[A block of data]
****************************************
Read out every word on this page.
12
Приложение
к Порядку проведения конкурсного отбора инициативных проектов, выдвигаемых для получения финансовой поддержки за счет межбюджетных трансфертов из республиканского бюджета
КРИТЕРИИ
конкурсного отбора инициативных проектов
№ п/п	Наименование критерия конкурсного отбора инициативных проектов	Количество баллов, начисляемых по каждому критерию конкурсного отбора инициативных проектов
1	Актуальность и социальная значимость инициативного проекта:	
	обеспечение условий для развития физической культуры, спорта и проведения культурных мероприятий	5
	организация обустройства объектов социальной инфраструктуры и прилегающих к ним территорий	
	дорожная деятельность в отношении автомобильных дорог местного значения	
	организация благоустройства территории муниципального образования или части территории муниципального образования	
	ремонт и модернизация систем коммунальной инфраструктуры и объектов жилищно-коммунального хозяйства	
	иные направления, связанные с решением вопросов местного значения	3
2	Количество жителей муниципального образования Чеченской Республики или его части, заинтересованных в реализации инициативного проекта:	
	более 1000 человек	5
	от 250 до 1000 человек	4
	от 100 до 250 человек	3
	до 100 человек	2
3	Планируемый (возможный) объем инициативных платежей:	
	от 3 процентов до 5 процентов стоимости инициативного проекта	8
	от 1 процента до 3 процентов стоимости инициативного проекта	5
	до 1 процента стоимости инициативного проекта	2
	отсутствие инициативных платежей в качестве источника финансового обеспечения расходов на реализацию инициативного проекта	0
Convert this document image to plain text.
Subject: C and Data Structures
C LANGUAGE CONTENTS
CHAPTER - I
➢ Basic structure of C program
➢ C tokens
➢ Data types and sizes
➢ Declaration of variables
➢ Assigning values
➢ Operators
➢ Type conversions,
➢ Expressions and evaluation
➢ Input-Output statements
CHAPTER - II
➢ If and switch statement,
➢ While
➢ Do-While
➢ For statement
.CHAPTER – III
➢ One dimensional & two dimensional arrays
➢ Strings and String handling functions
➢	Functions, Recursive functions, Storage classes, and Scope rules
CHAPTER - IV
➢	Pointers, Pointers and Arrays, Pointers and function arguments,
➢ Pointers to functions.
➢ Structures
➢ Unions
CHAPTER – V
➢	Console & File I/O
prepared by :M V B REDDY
****************************************
(Work to complete): Select every line in the records above that contains the word "Structures".

(Answer to this task):
Subject: C and Data Structures
➢ Structures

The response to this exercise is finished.